▸ AIM OF THE TASK:
Can all of these lines be returned exactly?

▸ DATA EXTRACT:
+ + + + + + +
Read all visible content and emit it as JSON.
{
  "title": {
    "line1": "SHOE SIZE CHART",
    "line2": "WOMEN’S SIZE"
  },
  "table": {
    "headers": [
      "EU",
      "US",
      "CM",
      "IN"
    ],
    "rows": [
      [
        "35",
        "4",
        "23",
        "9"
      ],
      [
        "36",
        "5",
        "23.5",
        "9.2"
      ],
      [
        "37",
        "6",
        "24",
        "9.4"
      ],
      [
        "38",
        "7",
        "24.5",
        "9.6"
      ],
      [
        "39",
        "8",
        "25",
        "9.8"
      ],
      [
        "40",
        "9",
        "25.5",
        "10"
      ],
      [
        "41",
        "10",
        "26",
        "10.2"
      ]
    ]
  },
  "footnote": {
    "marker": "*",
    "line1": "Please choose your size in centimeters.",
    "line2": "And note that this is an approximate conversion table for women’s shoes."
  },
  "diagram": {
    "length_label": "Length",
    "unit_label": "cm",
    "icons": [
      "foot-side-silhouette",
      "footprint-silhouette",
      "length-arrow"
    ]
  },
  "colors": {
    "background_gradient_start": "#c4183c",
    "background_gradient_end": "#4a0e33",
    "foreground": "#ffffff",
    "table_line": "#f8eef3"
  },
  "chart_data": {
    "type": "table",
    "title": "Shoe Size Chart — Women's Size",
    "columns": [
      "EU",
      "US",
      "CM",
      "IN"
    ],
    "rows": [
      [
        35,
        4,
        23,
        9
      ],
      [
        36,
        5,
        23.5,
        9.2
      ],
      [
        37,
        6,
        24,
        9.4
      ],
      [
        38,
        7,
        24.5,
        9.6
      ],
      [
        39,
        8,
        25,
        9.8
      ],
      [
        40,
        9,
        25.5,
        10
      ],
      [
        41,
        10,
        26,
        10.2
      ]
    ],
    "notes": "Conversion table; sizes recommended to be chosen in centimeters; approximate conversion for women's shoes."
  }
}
+ + + + + + +
▸ RESULT OF THIS EXERCISE:
Read all visible content and emit it as JSON.
{
  "title": {
    "line1": "SHOE SIZE CHART",
    "line2": "WOMEN’S SIZE"
  },
  "table": {
    "headers": [
      "EU",
      "US",
      "CM",
      "IN"
    ],
    "rows": [
      [
        "35",
        "4",
        "23",
        "9"
      ],
      [
        "36",
        "5",
        "23.5",
        "9.2"
      ],
      [
        "37",
        "6",
        "24",
        "9.4"
      ],
      [
        "38",
        "7",
        "24.5",
        "9.6"
      ],
      [
        "39",
        "8",
        "25",
        "9.8"
      ],
      [
        "40",
        "9",
        "25.5",
        "10"
      ],
      [
        "41",
        "10",
        "26",
        "10.2"
      ]
    ]
  },
  "footnote": {
    "marker": "*",
    "line1": "Please choose your size in centimeters.",
    "line2": "And note that this is an approximate conversion table for women’s shoes."
  },
  "diagram": {
    "length_label": "Length",
    "unit_label": "cm",
    "icons": [
      "foot-side-silhouette",
      "footprint-silhouette",
      "length-arrow"
    ]
  },
  "colors": {
    "background_gradient_start": "#c4183c",
    "background_gradient_end": "#4a0e33",
    "foreground": "#ffffff",
    "table_line": "#f8eef3"
  },
  "chart_data": {
    "type": "table",
    "title": "Shoe Size Chart — Women's Size",
    "columns": [
      "EU",
      "US",
      "CM",
      "IN"
    ],
    "rows": [
      [
        35,
        4,
        23,
        9
      ],
      [
        36,
        5,
        23.5,
        9.2
      ],
      [
        37,
        6,
        24,
        9.4
      ],
      [
        38,
        7,
        24.5,
        9.6
      ],
      [
        39,
        8,
        25,
        9.8
      ],
      [
        40,
        9,
        25.5,
        10
      ],
      [
        41,
        10,
        26,
        10.2
      ]
    ],
    "notes": "Conversion table; sizes recommended to be chosen in centimeters; approximate conversion for women's shoes."
  }
}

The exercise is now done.